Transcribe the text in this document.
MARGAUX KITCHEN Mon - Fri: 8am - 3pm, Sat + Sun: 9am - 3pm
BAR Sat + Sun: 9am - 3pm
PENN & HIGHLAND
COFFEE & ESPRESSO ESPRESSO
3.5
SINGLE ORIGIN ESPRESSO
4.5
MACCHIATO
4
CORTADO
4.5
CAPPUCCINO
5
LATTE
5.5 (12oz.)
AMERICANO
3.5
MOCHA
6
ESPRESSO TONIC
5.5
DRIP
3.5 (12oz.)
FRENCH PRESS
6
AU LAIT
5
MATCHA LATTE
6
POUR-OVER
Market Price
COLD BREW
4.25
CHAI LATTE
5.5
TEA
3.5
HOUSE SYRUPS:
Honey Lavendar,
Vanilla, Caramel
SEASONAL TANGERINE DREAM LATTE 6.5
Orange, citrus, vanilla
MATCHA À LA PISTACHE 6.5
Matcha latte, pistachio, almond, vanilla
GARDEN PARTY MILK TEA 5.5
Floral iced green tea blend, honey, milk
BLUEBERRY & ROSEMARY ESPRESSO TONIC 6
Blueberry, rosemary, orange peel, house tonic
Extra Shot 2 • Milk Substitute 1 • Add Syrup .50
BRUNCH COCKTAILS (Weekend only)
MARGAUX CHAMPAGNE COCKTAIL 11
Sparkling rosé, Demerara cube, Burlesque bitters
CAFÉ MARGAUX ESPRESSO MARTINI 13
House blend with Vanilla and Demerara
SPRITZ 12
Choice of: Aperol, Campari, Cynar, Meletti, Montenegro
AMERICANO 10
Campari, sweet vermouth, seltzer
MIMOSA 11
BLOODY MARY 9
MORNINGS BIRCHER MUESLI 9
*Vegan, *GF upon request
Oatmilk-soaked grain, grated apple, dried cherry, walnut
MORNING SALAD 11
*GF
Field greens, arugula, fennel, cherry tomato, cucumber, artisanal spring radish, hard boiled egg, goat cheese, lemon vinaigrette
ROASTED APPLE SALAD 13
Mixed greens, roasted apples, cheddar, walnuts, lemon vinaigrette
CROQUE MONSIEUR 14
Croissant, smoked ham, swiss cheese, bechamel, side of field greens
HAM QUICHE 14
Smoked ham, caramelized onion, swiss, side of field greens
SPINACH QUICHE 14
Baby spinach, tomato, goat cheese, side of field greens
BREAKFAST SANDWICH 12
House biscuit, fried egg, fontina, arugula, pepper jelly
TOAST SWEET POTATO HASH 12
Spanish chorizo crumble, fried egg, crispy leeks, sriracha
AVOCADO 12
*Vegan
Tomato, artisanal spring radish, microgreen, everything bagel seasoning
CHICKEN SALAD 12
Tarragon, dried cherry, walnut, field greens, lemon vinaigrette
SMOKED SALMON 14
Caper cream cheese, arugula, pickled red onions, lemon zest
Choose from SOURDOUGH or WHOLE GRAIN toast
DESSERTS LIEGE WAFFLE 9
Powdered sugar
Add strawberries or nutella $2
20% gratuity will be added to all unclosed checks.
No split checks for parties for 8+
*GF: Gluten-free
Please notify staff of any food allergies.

════════════════════

* Exercise brief: Print all of the entries exactly as they are written.

* Answer to the problem:
Transcribe the text in this document.
MARGAUX KITCHEN Mon - Fri: 8am - 3pm, Sat + Sun: 9am - 3pm
BAR Sat + Sun: 9am - 3pm
PENN & HIGHLAND
COFFEE & ESPRESSO ESPRESSO
3.5
SINGLE ORIGIN ESPRESSO
4.5
MACCHIATO
4
CORTADO
4.5
CAPPUCCINO
5
LATTE
5.5 (12oz.)
AMERICANO
3.5
MOCHA
6
ESPRESSO TONIC
5.5
DRIP
3.5 (12oz.)
FRENCH PRESS
6
AU LAIT
5
MATCHA LATTE
6
POUR-OVER
Market Price
COLD BREW
4.25
CHAI LATTE
5.5
TEA
3.5
HOUSE SYRUPS:
Honey Lavendar,
Vanilla, Caramel
SEASONAL TANGERINE DREAM LATTE 6.5
Orange, citrus, vanilla
MATCHA À LA PISTACHE 6.5
Matcha latte, pistachio, almond, vanilla
GARDEN PARTY MILK TEA 5.5
Floral iced green tea blend, honey, milk
BLUEBERRY & ROSEMARY ESPRESSO TONIC 6
Blueberry, rosemary, orange peel, house tonic
Extra Shot 2 • Milk Substitute 1 • Add Syrup .50
BRUNCH COCKTAILS (Weekend only)
MARGAUX CHAMPAGNE COCKTAIL 11
Sparkling rosé, Demerara cube, Burlesque bitters
CAFÉ MARGAUX ESPRESSO MARTINI 13
House blend with Vanilla and Demerara
SPRITZ 12
Choice of: Aperol, Campari, Cynar, Meletti, Montenegro
AMERICANO 10
Campari, sweet vermouth, seltzer
MIMOSA 11
BLOODY MARY 9
MORNINGS BIRCHER MUESLI 9
*Vegan, *GF upon request
Oatmilk-soaked grain, grated apple, dried cherry, walnut
MORNING SALAD 11
*GF
Field greens, arugula, fennel, cherry tomato, cucumber, artisanal spring radish, hard boiled egg, goat cheese, lemon vinaigrette
ROASTED APPLE SALAD 13
Mixed greens, roasted apples, cheddar, walnuts, lemon vinaigrette
CROQUE MONSIEUR 14
Croissant, smoked ham, swiss cheese, bechamel, side of field greens
HAM QUICHE 14
Smoked ham, caramelized onion, swiss, side of field greens
SPINACH QUICHE 14
Baby spinach, tomato, goat cheese, side of field greens
BREAKFAST SANDWICH 12
House biscuit, fried egg, fontina, arugula, pepper jelly
TOAST SWEET POTATO HASH 12
Spanish chorizo crumble, fried egg, crispy leeks, sriracha
AVOCADO 12
*Vegan
Tomato, artisanal spring radish, microgreen, everything bagel seasoning
CHICKEN SALAD 12
Tarragon, dried cherry, walnut, field greens, lemon vinaigrette
SMOKED SALMON 14
Caper cream cheese, arugula, pickled red onions, lemon zest
Choose from SOURDOUGH or WHOLE GRAIN toast
DESSERTS LIEGE WAFFLE 9
Powdered sugar
Add strawberries or nutella $2
20% gratuity will be added to all unclosed checks.
No split checks for parties for 8+
*GF: Gluten-free
Please notify staff of any food allergies.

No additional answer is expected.